Dataset excerpt:
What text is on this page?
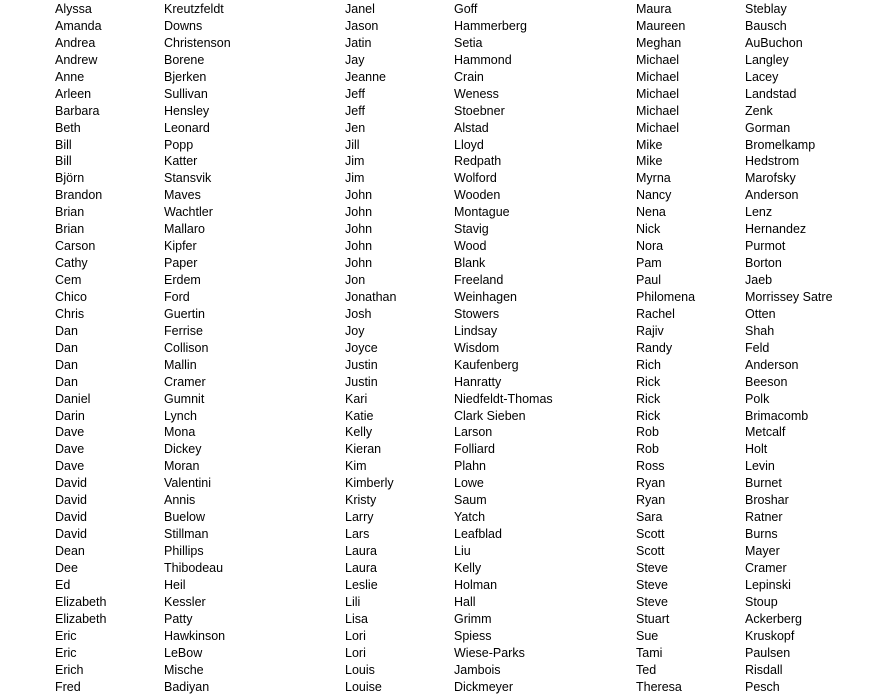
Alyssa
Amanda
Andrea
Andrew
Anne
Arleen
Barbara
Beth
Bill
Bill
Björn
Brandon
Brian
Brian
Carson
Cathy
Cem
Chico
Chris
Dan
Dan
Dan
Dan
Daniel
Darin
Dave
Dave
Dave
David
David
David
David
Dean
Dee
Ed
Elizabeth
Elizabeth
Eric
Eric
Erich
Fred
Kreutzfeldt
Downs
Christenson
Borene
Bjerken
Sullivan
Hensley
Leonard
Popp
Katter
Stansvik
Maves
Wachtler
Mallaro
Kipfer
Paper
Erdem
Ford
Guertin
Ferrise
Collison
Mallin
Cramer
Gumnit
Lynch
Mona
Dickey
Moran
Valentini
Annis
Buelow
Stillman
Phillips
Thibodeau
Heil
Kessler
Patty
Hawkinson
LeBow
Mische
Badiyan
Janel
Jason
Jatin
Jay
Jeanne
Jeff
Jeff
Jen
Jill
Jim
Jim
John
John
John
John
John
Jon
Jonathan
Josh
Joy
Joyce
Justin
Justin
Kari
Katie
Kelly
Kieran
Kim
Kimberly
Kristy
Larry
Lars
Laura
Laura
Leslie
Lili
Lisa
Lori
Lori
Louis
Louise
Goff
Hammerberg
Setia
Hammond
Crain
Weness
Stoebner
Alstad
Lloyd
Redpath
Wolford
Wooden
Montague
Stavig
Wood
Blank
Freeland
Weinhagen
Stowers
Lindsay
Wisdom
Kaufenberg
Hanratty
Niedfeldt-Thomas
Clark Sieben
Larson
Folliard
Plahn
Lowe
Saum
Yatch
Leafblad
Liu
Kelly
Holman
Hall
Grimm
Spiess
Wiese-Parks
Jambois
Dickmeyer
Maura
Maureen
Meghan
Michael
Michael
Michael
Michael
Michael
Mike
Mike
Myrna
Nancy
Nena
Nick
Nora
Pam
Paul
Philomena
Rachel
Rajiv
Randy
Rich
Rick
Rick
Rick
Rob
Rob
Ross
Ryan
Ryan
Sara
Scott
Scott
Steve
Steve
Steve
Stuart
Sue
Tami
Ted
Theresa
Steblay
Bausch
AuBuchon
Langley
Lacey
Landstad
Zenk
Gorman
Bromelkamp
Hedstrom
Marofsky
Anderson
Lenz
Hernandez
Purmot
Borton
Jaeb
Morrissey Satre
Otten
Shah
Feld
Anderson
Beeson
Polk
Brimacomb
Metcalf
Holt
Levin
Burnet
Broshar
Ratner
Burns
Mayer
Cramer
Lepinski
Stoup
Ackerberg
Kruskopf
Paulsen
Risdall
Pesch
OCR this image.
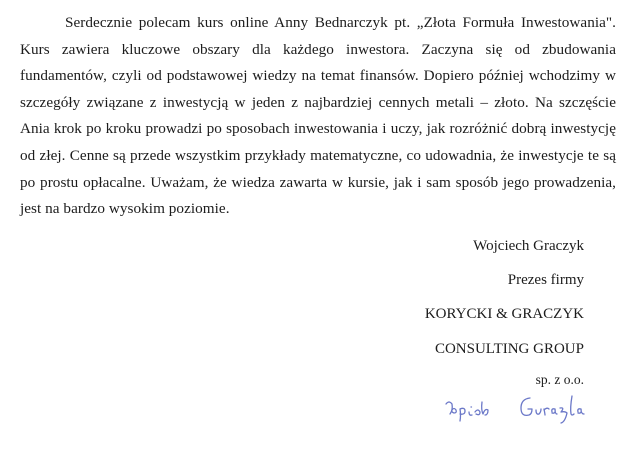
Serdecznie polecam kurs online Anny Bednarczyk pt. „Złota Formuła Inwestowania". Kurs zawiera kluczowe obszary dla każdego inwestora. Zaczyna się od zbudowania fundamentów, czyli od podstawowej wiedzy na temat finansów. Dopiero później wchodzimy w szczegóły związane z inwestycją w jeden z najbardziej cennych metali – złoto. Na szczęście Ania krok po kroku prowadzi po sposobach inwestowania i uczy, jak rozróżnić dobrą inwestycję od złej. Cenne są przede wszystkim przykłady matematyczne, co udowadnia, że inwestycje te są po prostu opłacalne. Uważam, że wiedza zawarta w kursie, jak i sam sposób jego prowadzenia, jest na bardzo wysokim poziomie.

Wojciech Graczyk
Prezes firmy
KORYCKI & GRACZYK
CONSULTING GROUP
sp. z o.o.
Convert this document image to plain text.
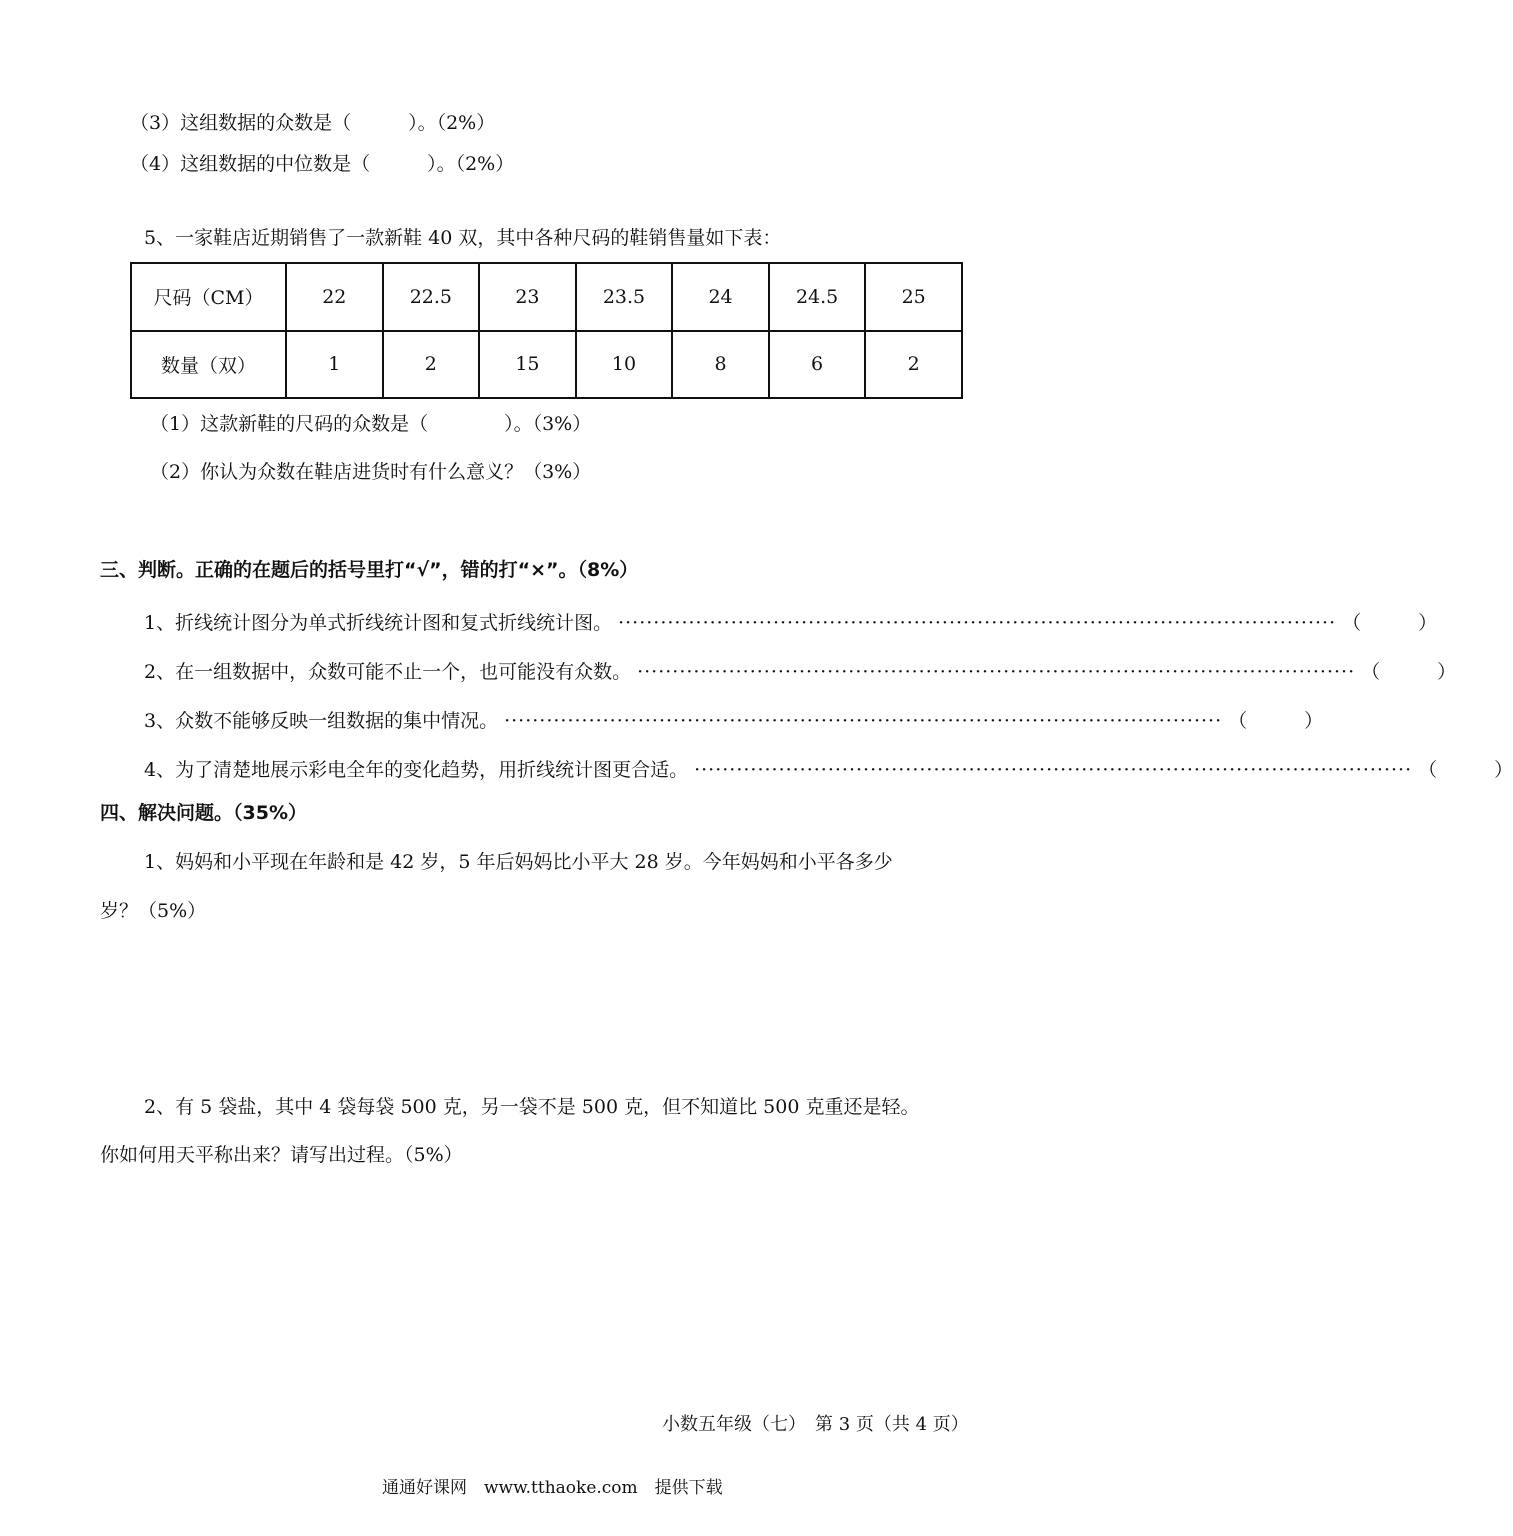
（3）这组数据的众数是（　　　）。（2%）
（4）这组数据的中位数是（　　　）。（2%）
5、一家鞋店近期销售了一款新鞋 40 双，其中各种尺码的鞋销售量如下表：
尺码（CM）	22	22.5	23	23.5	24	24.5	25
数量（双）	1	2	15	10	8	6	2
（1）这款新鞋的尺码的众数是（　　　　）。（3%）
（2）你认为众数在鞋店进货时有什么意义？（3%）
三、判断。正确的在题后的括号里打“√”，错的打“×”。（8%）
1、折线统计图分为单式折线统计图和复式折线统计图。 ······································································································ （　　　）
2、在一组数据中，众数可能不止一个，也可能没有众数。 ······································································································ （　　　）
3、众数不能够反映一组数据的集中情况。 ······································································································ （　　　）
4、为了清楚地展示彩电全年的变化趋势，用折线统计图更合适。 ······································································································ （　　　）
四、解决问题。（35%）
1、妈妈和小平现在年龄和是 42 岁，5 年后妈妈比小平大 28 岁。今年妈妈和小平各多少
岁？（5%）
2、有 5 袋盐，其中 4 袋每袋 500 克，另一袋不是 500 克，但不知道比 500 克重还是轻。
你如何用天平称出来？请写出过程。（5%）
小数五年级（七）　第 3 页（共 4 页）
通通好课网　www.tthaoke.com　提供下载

* _What needs to be done_: Reproduce every record above exactly, omitting the pictures.

* _Solution_:
What text is on this page?
Alyssa
Amanda
Andrea
Andrew
Anne
Arleen
Barbara
Beth
Bill
Bill
Björn
Brandon
Brian
Brian
Carson
Cathy
Cem
Chico
Chris
Dan
Dan
Dan
Dan
Daniel
Darin
Dave
Dave
Dave
David
David
David
David
Dean
Dee
Ed
Elizabeth
Elizabeth
Eric
Eric
Erich
Fred
Kreutzfeldt
Downs
Christenson
Borene
Bjerken
Sullivan
Hensley
Leonard
Popp
Katter
Stansvik
Maves
Wachtler
Mallaro
Kipfer
Paper
Erdem
Ford
Guertin
Ferrise
Collison
Mallin
Cramer
Gumnit
Lynch
Mona
Dickey
Moran
Valentini
Annis
Buelow
Stillman
Phillips
Thibodeau
Heil
Kessler
Patty
Hawkinson
LeBow
Mische
Badiyan
Janel
Jason
Jatin
Jay
Jeanne
Jeff
Jeff
Jen
Jill
Jim
Jim
John
John
John
John
John
Jon
Jonathan
Josh
Joy
Joyce
Justin
Justin
Kari
Katie
Kelly
Kieran
Kim
Kimberly
Kristy
Larry
Lars
Laura
Laura
Leslie
Lili
Lisa
Lori
Lori
Louis
Louise
Goff
Hammerberg
Setia
Hammond
Crain
Weness
Stoebner
Alstad
Lloyd
Redpath
Wolford
Wooden
Montague
Stavig
Wood
Blank
Freeland
Weinhagen
Stowers
Lindsay
Wisdom
Kaufenberg
Hanratty
Niedfeldt-Thomas
Clark Sieben
Larson
Folliard
Plahn
Lowe
Saum
Yatch
Leafblad
Liu
Kelly
Holman
Hall
Grimm
Spiess
Wiese-Parks
Jambois
Dickmeyer
Maura
Maureen
Meghan
Michael
Michael
Michael
Michael
Michael
Mike
Mike
Myrna
Nancy
Nena
Nick
Nora
Pam
Paul
Philomena
Rachel
Rajiv
Randy
Rich
Rick
Rick
Rick
Rob
Rob
Ross
Ryan
Ryan
Sara
Scott
Scott
Steve
Steve
Steve
Stuart
Sue
Tami
Ted
Theresa
Steblay
Bausch
AuBuchon
Langley
Lacey
Landstad
Zenk
Gorman
Bromelkamp
Hedstrom
Marofsky
Anderson
Lenz
Hernandez
Purmot
Borton
Jaeb
Morrissey Satre
Otten
Shah
Feld
Anderson
Beeson
Polk
Brimacomb
Metcalf
Holt
Levin
Burnet
Broshar
Ratner
Burns
Mayer
Cramer
Lepinski
Stoup
Ackerberg
Kruskopf
Paulsen
Risdall
Pesch
OCR this image.
Serdecznie polecam kurs online Anny Bednarczyk pt. „Złota Formuła Inwestowania". Kurs zawiera kluczowe obszary dla każdego inwestora. Zaczyna się od zbudowania fundamentów, czyli od podstawowej wiedzy na temat finansów. Dopiero później wchodzimy w szczegóły związane z inwestycją w jeden z najbardziej cennych metali – złoto. Na szczęście Ania krok po kroku prowadzi po sposobach inwestowania i uczy, jak rozróżnić dobrą inwestycję od złej. Cenne są przede wszystkim przykłady matematyczne, co udowadnia, że inwestycje te są po prostu opłacalne. Uważam, że wiedza zawarta w kursie, jak i sam sposób jego prowadzenia, jest na bardzo wysokim poziomie.

Wojciech Graczyk
Prezes firmy
KORYCKI & GRACZYK
CONSULTING GROUP
sp. z o.o.
Convert this document image to plain text.
（3）这组数据的众数是（　　　）。（2%）
（4）这组数据的中位数是（　　　）。（2%）
5、一家鞋店近期销售了一款新鞋 40 双，其中各种尺码的鞋销售量如下表：
尺码（CM）	22	22.5	23	23.5	24	24.5	25
数量（双）	1	2	15	10	8	6	2
（1）这款新鞋的尺码的众数是（　　　　）。（3%）
（2）你认为众数在鞋店进货时有什么意义？（3%）
三、判断。正确的在题后的括号里打“√”，错的打“×”。（8%）
1、折线统计图分为单式折线统计图和复式折线统计图。 ······································································································ （　　　）
2、在一组数据中，众数可能不止一个，也可能没有众数。 ······································································································ （　　　）
3、众数不能够反映一组数据的集中情况。 ······································································································ （　　　）
4、为了清楚地展示彩电全年的变化趋势，用折线统计图更合适。 ······································································································ （　　　）
四、解决问题。（35%）
1、妈妈和小平现在年龄和是 42 岁，5 年后妈妈比小平大 28 岁。今年妈妈和小平各多少
岁？（5%）
2、有 5 袋盐，其中 4 袋每袋 500 克，另一袋不是 500 克，但不知道比 500 克重还是轻。
你如何用天平称出来？请写出过程。（5%）
小数五年级（七）　第 3 页（共 4 页）
通通好课网　www.tthaoke.com　提供下载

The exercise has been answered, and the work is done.